> **Selected extract**:
▶

Some will be in prime time, the committee has promised, so watch for where you can get coverage of the red carpet for those. I can’t wait to see what Rudy’s dateis wearing.

The Committee is reportedly still wrestling litigants for John Eastman, the Trump operative who wrote the Insurrection for Dummies memo describing his fever dream that then-Vice President Mike Pence could overturn the 2020 election by rejecting the electors from seven states — Arizona, Georgia, Michigan, Nevada, Wisconsin, New Mexico and good old Pennsylvania.

Politico reports that Eastman is still shielding 20,000 pages of records the committee has requested, but 3,000 of particular interest will apparently suffice in advance of the hearings. The committee has already won a Supreme Court case against Trump for access to thousands of pages of his White House records, a potential mother lode of incriminating evidence.

Already logged into the record as well is testimony from the Trumps Who Occasionally Truth — Don Jr. and Ivanka. It was Don Jr., you’ll remember, who went to texting as violence engulfed the Capitol, “He has to lead now. It has gone too far and gotten out of hand.” Junior was trying to get White House chief of staff Mark Meadows to coax Trump to call off the rioters. Whom better to text during a riot over alleged election fraud than a man who was once registered to vote in three states?

◀

> **Exercise brief**:
Answer these questions from the excerpt about the committee's hearings:
(a) How many pages of records the committee has requested is Eastman still shielding?
(b) Which two Trump family members have given testimony already logged into the record?
(c) Whom was Don Jr. texting as violence engulfed the Capitol?

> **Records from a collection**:

▶

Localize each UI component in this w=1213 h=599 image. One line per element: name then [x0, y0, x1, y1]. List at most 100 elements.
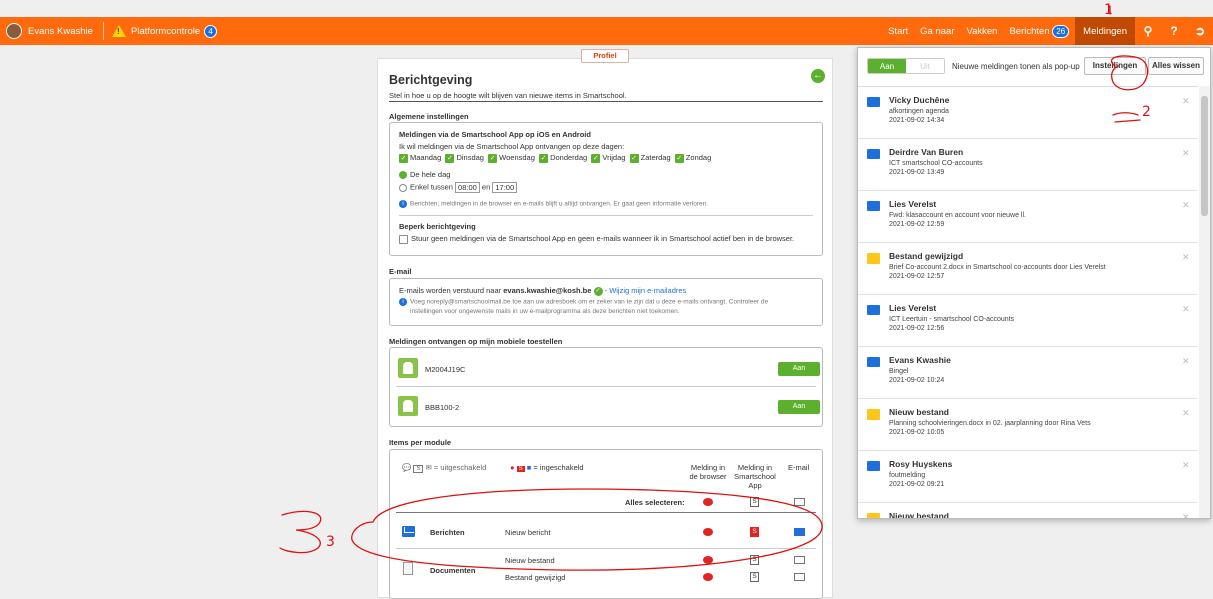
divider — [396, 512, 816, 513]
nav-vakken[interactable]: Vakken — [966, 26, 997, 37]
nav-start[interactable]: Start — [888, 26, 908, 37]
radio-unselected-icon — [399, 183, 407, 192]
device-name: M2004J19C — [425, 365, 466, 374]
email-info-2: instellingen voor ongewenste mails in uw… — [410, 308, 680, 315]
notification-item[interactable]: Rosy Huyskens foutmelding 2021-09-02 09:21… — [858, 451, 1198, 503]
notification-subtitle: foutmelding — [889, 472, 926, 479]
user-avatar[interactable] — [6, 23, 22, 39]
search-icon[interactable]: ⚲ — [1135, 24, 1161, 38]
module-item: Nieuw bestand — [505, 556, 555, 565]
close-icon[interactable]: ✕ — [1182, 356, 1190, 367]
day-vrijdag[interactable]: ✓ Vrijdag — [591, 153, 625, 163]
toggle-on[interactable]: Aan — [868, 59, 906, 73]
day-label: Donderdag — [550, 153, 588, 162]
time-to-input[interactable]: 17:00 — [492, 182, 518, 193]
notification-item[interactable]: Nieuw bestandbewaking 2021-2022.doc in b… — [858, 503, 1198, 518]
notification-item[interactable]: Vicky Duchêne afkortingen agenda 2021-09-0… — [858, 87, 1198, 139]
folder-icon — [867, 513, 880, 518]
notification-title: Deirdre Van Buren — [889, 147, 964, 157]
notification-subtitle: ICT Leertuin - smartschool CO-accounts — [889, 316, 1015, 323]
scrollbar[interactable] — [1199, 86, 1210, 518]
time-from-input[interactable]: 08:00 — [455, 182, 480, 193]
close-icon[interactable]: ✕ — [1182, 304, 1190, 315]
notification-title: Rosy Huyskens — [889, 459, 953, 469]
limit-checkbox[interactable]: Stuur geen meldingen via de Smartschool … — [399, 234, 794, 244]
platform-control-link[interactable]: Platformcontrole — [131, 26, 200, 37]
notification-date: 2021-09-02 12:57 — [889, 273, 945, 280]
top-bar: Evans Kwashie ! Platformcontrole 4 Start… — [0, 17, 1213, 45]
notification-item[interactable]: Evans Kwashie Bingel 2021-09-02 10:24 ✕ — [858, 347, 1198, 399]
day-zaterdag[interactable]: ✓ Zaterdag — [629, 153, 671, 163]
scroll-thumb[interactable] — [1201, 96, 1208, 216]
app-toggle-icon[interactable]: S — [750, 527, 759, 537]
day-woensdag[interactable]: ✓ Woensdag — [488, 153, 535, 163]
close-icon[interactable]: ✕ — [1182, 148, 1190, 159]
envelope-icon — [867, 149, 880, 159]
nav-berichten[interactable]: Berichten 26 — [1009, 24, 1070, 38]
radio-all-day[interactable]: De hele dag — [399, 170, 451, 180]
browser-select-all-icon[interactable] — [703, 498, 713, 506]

◀

> **Written reply**:
(a) 20,000 pages.
(b) Don Jr. and Ivanka.
(c) White House chief of staff Mark Meadows.